─── RECORDS SHOWN ───
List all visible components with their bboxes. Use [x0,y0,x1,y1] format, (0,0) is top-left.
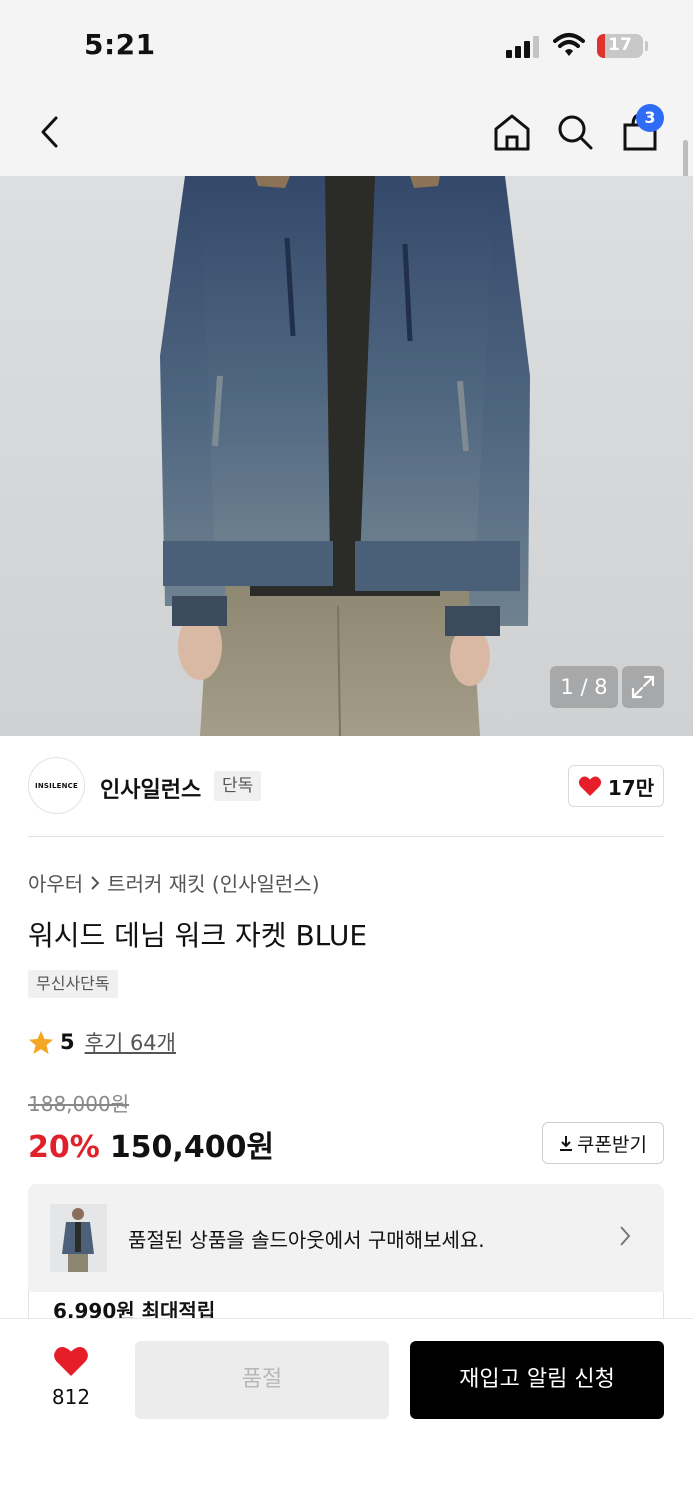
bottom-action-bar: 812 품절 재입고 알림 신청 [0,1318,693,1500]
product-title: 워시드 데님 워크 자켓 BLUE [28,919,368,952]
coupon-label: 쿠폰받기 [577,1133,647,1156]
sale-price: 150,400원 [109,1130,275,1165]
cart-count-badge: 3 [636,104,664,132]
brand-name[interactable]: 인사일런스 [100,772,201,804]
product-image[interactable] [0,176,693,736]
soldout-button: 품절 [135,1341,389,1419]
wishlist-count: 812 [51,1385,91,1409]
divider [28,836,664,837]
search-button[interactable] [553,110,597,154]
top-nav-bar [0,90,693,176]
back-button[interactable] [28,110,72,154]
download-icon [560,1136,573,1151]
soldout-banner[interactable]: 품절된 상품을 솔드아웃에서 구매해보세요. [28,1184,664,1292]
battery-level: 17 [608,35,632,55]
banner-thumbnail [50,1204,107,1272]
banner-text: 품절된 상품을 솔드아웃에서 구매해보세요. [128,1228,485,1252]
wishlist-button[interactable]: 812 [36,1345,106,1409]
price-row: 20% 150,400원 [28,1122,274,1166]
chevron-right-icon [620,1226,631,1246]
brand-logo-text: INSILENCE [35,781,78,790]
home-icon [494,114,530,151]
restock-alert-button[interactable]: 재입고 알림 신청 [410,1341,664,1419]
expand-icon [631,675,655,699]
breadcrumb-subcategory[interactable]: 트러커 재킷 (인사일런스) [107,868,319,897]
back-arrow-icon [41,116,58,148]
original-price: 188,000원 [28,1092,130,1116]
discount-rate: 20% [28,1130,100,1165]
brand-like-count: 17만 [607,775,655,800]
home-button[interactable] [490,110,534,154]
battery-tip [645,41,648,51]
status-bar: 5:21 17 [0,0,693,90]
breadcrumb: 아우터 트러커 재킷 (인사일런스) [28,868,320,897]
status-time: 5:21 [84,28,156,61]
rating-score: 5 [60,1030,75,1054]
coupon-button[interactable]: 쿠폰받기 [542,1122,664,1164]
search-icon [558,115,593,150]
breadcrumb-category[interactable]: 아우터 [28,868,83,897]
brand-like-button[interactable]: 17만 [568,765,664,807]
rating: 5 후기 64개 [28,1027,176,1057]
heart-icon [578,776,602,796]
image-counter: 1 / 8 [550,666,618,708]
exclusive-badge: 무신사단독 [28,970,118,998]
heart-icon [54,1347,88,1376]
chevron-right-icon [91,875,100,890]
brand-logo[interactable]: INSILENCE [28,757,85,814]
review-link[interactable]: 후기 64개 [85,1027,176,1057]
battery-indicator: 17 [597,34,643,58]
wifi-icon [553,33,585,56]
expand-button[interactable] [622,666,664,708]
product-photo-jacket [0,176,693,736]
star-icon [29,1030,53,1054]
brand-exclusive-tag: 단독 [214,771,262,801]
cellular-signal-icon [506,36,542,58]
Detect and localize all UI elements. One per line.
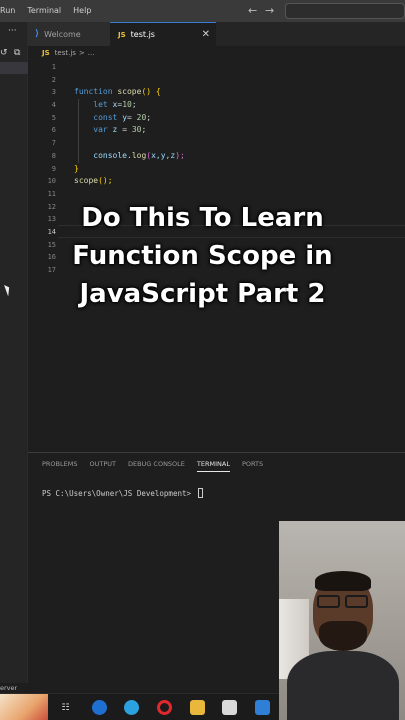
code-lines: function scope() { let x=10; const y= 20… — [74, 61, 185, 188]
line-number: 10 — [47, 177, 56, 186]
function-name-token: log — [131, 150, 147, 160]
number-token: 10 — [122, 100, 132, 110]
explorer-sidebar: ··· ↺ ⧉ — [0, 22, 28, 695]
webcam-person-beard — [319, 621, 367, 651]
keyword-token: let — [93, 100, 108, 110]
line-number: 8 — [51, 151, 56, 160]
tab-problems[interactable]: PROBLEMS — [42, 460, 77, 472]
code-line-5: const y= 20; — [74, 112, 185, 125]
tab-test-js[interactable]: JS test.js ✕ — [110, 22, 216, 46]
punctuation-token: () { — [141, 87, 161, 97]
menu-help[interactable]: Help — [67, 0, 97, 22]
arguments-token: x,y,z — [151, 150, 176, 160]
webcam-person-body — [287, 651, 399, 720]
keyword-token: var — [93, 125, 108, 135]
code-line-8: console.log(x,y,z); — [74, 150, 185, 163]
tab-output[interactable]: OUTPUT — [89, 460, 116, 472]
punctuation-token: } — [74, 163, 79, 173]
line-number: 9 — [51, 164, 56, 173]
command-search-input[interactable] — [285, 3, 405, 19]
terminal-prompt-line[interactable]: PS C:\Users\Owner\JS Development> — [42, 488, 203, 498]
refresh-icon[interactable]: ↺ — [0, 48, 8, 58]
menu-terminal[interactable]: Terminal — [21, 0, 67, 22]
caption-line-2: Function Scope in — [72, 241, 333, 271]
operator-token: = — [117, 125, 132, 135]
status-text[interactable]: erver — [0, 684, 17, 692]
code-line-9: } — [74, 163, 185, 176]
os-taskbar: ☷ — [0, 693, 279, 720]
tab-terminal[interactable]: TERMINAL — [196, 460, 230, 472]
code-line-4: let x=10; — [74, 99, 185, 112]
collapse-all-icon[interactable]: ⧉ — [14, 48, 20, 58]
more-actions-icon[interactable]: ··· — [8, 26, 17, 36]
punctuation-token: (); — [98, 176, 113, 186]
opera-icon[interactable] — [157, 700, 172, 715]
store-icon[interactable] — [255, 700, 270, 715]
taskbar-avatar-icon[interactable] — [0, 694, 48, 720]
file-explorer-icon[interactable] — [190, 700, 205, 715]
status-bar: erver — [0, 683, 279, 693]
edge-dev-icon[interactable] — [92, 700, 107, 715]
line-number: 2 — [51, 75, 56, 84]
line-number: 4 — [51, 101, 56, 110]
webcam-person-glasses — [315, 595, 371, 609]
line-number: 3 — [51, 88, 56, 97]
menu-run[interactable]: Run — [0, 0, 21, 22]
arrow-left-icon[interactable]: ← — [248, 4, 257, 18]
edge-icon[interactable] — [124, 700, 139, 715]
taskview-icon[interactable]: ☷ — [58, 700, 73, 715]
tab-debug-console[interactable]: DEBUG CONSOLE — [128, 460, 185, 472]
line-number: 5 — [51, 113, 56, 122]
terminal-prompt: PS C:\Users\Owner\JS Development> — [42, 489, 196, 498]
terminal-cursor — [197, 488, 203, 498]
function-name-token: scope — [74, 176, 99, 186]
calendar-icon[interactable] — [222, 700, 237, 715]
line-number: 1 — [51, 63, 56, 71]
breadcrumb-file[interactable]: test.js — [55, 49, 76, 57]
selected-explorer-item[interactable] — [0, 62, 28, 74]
───
• GOAL OF THE EXERCISE
Write everything in the data from the line containing "code-lines: function scope()" down to the line containing "menu-help[interactable]: Help —" as a JSON list of strings, one string per line. Include both of those lines.

• SOLUTION
[
  "code-lines: function scope() { let x=10; const y= 20… — [74, 61, 185, 188]",
  "line-number: 10 — [47, 177, 56, 186]",
  "function-name-token: log — [131, 150, 147, 160]",
  "number-token: 10 — [122, 100, 132, 110]",
  "explorer-sidebar: ··· ↺ ⧉ — [0, 22, 28, 695]",
  "webcam-person-beard — [319, 621, 367, 651]",
  "keyword-token: let — [93, 100, 108, 110]",
  "line-number: 8 — [51, 151, 56, 160]",
  "tab-problems[interactable]: PROBLEMS — [42, 460, 77, 472]",
  "code-line-5: const y= 20; — [74, 112, 185, 125]",
  "tab-test-js[interactable]: JS test.js ✕ — [110, 22, 216, 46]",
  "punctuation-token: () { — [141, 87, 161, 97]",
  "menu-help[interactable]: Help — [67, 0, 97, 22]"
]